▶ _PROVIDED TEXT_
__________________________________________________
Data-driven Improvement Effort Leads to Results in Oak Park

by Joan Richardson
RESULTS - September 1997

Examples of math problems that children have mastered mark a hallway wall of Key Elementary School in Oak Park, Mich. "A" papers march their way down the "Brag Line.'' Full-size outlines of human bodies with body parts labeled, colored, and stuck in the right spots adorn another wall.

Evidence of children who are succeeding at their efforts to learn is everywhere in this school.

In five years, this suburban Detroit district has gone from a cellar-dweller on Michigan's mandatory achievement tests to being recognized as one of the state's most improved districts. Oak Park now can brag about achievement scores as good as many nearby suburban districts and better than some.

Oak Park has not made its mark by enabling some schools to shine and move ahead while others stagnate and fall behind. Instead, Oak Park has a systemwide school improvement effort that focuses on student achievement by identifying the district's vision, mission, and goals; aligning curriculum with state objectives; and engaging teachers in reflection, planning, and staff development.
__________________________________________________
▶ _BRIEF_
According to the Oak Park article, over how many years did the district rise from a cellar-dweller on Michigan's mandatory achievement tests to one of the state's most improved districts? The lines after this are separate material with no tie to the Oak Park article.

▶ _INFORMATION GIVEN_
__________________________________________________
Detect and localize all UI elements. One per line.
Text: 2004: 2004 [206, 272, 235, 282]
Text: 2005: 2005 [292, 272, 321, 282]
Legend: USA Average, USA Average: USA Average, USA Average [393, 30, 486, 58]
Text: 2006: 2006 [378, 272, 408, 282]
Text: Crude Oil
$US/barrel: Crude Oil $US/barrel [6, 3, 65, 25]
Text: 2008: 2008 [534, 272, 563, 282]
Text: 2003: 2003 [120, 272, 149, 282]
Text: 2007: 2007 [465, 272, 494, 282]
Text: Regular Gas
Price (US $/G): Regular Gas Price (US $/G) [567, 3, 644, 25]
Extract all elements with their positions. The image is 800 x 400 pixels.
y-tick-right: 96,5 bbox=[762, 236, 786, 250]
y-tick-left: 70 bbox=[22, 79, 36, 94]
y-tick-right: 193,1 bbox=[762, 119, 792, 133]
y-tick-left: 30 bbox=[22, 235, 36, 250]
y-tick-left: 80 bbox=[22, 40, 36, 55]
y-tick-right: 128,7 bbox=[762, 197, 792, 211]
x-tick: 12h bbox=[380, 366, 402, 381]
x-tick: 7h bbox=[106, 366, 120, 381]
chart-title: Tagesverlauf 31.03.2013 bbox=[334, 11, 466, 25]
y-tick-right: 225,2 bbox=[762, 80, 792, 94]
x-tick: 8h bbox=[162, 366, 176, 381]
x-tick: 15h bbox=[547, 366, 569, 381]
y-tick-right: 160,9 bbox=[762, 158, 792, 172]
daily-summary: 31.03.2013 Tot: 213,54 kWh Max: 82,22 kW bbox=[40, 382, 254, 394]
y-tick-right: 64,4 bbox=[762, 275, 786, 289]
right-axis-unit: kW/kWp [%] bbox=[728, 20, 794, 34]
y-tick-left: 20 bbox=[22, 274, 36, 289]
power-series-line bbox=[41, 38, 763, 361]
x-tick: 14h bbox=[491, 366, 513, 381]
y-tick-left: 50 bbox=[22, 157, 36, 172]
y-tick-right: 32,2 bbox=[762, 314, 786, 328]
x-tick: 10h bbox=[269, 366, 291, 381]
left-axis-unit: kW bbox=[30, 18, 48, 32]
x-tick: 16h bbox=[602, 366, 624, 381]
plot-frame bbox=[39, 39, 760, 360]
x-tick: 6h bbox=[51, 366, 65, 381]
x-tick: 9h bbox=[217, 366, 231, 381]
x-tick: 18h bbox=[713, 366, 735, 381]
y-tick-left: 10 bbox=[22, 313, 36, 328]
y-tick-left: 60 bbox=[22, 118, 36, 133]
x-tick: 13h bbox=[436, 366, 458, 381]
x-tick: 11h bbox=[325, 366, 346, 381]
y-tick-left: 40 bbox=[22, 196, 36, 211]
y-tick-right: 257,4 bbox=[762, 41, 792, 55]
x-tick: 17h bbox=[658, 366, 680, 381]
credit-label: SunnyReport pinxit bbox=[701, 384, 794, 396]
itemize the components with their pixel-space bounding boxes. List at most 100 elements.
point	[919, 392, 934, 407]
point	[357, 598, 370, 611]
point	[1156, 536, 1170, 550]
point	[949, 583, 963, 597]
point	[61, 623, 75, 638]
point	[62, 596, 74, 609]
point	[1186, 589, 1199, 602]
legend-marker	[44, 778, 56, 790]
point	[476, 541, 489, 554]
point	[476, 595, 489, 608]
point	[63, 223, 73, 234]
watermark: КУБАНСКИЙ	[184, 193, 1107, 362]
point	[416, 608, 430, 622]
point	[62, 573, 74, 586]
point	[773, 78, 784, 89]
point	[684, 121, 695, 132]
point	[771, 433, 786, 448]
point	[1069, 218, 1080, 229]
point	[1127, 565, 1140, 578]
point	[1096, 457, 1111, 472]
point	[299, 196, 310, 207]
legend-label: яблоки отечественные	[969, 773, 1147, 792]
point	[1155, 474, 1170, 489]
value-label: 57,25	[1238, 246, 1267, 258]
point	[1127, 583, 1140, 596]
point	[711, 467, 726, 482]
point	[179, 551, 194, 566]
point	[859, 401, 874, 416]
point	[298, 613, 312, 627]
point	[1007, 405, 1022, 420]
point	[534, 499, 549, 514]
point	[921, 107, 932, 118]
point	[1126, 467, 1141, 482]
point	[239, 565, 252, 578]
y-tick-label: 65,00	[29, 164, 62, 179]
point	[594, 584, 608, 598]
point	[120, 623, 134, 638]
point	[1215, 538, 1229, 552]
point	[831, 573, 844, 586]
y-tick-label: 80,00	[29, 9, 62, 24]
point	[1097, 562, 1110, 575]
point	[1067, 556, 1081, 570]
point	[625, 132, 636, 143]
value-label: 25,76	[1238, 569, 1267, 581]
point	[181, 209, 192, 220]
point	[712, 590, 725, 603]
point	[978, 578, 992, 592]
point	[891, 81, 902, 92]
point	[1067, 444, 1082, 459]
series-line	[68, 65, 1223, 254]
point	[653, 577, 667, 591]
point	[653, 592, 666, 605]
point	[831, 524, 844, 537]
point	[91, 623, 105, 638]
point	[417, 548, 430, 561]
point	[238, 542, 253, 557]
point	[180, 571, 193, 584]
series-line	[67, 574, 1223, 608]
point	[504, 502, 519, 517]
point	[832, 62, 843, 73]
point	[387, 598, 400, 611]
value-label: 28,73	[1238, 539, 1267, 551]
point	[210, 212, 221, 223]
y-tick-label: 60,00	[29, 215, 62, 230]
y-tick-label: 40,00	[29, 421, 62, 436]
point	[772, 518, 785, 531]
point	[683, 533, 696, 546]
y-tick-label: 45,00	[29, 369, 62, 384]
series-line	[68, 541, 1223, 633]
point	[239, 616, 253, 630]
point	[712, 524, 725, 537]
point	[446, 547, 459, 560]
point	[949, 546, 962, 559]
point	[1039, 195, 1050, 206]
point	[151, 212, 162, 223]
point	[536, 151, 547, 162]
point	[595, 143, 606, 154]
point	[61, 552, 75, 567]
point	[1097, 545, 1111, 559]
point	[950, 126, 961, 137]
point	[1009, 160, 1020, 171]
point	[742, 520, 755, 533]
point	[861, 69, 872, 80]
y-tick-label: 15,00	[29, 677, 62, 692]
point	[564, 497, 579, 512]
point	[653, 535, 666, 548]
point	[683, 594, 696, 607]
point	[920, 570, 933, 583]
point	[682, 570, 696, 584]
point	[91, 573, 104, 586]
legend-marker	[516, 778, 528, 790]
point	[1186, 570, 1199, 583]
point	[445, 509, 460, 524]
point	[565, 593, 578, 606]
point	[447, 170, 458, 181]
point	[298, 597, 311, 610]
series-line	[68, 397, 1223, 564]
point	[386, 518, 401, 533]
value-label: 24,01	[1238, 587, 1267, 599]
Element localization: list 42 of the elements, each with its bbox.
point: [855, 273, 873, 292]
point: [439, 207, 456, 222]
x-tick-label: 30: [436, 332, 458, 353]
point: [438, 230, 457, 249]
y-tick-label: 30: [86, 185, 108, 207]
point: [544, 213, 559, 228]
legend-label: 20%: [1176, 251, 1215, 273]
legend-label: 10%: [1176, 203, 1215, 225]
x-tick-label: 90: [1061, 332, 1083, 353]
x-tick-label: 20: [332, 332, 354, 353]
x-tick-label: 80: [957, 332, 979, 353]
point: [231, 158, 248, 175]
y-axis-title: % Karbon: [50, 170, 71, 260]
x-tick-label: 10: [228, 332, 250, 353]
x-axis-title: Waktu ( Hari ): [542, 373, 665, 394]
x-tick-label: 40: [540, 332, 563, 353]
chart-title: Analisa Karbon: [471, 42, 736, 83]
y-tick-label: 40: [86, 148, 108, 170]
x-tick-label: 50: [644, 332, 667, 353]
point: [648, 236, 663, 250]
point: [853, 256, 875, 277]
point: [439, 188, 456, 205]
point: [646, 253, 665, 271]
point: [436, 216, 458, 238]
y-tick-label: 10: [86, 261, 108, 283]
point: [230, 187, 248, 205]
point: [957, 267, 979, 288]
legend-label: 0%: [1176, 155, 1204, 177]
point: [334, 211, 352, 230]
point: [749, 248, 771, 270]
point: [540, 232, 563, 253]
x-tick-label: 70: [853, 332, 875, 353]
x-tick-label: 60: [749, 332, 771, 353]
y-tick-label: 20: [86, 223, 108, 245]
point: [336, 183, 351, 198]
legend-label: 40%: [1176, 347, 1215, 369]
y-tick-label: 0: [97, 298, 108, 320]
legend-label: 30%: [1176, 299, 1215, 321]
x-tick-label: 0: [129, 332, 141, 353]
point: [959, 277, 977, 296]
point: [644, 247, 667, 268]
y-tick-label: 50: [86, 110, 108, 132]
__________________________________________________
▶ _RIGHT ANSWER_
Five years.